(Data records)
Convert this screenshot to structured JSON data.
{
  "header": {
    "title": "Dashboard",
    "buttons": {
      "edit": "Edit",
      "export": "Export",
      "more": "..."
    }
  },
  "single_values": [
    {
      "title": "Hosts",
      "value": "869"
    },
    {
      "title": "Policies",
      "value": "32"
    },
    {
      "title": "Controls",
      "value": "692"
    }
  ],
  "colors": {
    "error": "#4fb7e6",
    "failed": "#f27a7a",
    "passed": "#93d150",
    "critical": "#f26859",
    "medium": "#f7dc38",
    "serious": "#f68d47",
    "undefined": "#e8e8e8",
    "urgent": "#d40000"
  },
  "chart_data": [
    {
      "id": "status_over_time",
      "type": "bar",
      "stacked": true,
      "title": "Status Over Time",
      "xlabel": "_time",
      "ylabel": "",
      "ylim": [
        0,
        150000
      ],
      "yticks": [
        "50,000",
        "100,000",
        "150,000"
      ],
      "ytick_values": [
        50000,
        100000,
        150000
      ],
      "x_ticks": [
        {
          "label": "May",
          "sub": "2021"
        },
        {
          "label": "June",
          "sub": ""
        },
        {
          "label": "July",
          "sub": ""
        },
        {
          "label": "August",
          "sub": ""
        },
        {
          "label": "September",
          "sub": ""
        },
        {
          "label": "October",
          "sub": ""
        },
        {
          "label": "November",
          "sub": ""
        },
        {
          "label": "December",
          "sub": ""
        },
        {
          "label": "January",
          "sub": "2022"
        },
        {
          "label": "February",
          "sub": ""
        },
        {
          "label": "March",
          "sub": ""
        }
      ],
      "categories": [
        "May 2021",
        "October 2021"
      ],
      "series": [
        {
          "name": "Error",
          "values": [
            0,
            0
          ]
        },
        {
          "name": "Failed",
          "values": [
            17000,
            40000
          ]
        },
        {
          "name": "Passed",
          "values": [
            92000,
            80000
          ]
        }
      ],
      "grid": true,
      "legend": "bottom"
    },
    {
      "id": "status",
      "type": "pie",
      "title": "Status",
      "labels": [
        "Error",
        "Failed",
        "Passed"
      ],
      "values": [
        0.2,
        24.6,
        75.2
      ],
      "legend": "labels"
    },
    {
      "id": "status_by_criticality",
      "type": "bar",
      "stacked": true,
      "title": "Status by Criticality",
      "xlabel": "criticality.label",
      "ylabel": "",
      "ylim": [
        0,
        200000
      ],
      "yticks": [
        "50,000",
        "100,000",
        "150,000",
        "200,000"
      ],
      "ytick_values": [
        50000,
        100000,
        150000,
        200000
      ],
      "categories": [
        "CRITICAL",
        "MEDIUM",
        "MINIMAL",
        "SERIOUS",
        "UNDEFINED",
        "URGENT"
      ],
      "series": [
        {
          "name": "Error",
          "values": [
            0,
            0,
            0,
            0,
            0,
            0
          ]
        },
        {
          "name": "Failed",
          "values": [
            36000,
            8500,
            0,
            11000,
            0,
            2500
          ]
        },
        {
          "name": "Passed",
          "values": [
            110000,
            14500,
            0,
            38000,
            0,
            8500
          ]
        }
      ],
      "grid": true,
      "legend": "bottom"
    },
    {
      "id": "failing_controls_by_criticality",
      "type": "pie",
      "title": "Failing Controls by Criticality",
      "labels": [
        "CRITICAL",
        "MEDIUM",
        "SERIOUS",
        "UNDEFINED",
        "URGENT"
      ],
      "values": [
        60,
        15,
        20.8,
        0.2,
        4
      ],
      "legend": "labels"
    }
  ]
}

▸ Stated exercise: Exactly reproduce every record.

▸ Answer to this exercise:
Convert this screenshot to structured JSON data.
{
  "header": {
    "title": "Dashboard",
    "buttons": {
      "edit": "Edit",
      "export": "Export",
      "more": "..."
    }
  },
  "single_values": [
    {
      "title": "Hosts",
      "value": "869"
    },
    {
      "title": "Policies",
      "value": "32"
    },
    {
      "title": "Controls",
      "value": "692"
    }
  ],
  "colors": {
    "error": "#4fb7e6",
    "failed": "#f27a7a",
    "passed": "#93d150",
    "critical": "#f26859",
    "medium": "#f7dc38",
    "serious": "#f68d47",
    "undefined": "#e8e8e8",
    "urgent": "#d40000"
  },
  "chart_data": [
    {
      "id": "status_over_time",
      "type": "bar",
      "stacked": true,
      "title": "Status Over Time",
      "xlabel": "_time",
      "ylabel": "",
      "ylim": [
        0,
        150000
      ],
      "yticks": [
        "50,000",
        "100,000",
        "150,000"
      ],
      "ytick_values": [
        50000,
        100000,
        150000
      ],
      "x_ticks": [
        {
          "label": "May",
          "sub": "2021"
        },
        {
          "label": "June",
          "sub": ""
        },
        {
          "label": "July",
          "sub": ""
        },
        {
          "label": "August",
          "sub": ""
        },
        {
          "label": "September",
          "sub": ""
        },
        {
          "label": "October",
          "sub": ""
        },
        {
          "label": "November",
          "sub": ""
        },
        {
          "label": "December",
          "sub": ""
        },
        {
          "label": "January",
          "sub": "2022"
        },
        {
          "label": "February",
          "sub": ""
        },
        {
          "label": "March",
          "sub": ""
        }
      ],
      "categories": [
        "May 2021",
        "October 2021"
      ],
      "series": [
        {
          "name": "Error",
          "values": [
            0,
            0
          ]
        },
        {
          "name": "Failed",
          "values": [
            17000,
            40000
          ]
        },
        {
          "name": "Passed",
          "values": [
            92000,
            80000
          ]
        }
      ],
      "grid": true,
      "legend": "bottom"
    },
    {
      "id": "status",
      "type": "pie",
      "title": "Status",
      "labels": [
        "Error",
        "Failed",
        "Passed"
      ],
      "values": [
        0.2,
        24.6,
        75.2
      ],
      "legend": "labels"
    },
    {
      "id": "status_by_criticality",
      "type": "bar",
      "stacked": true,
      "title": "Status by Criticality",
      "xlabel": "criticality.label",
      "ylabel": "",
      "ylim": [
        0,
        200000
      ],
      "yticks": [
        "50,000",
        "100,000",
        "150,000",
        "200,000"
      ],
      "ytick_values": [
        50000,
        100000,
        150000,
        200000
      ],
      "categories": [
        "CRITICAL",
        "MEDIUM",
        "MINIMAL",
        "SERIOUS",
        "UNDEFINED",
        "URGENT"
      ],
      "series": [
        {
          "name": "Error",
          "values": [
            0,
            0,
            0,
            0,
            0,
            0
          ]
        },
        {
          "name": "Failed",
          "values": [
            36000,
            8500,
            0,
            11000,
            0,
            2500
          ]
        },
        {
          "name": "Passed",
          "values": [
            110000,
            14500,
            0,
            38000,
            0,
            8500
          ]
        }
      ],
      "grid": true,
      "legend": "bottom"
    },
    {
      "id": "failing_controls_by_criticality",
      "type": "pie",
      "title": "Failing Controls by Criticality",
      "labels": [
        "CRITICAL",
        "MEDIUM",
        "SERIOUS",
        "UNDEFINED",
        "URGENT"
      ],
      "values": [
        60,
        15,
        20.8,
        0.2,
        4
      ],
      "legend": "labels"
    }
  ]
}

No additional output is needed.